» **Recorded data**
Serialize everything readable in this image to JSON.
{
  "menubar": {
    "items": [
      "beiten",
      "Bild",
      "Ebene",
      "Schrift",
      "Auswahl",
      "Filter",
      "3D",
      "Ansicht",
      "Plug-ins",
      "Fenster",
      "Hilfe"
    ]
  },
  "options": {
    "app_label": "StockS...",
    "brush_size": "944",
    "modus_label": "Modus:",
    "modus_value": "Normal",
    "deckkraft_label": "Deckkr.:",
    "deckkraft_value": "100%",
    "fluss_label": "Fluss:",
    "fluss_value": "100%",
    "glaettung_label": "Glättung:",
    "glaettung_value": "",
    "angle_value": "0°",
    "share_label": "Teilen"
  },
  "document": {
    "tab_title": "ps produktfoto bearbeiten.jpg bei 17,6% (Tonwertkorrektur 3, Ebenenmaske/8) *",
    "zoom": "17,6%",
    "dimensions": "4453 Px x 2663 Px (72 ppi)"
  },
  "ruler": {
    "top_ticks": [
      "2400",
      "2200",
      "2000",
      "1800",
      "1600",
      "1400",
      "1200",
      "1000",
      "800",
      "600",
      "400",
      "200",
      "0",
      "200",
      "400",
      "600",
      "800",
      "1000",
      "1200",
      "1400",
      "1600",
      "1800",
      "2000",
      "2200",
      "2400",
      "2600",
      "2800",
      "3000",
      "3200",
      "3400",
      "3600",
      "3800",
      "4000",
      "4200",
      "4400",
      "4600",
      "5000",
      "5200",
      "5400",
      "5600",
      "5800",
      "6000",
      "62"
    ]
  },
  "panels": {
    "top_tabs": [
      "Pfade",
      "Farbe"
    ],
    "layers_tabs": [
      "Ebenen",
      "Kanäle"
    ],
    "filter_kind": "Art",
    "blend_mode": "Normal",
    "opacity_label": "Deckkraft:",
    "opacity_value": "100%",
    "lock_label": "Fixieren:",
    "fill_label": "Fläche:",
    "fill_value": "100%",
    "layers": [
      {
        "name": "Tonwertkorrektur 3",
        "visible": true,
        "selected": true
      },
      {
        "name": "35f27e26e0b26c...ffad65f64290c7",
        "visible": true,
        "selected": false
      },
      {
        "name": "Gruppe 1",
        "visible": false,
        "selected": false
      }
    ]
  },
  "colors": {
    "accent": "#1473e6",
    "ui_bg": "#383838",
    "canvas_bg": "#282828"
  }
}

» **What is expected**
Scan the records above for the string "name", then report every line that contains it.

» **Exercise result**
        "name": "Tonwertkorrektur 3",
        "name": "35f27e26e0b26c...ffad65f64290c7",
        "name": "Gruppe 1",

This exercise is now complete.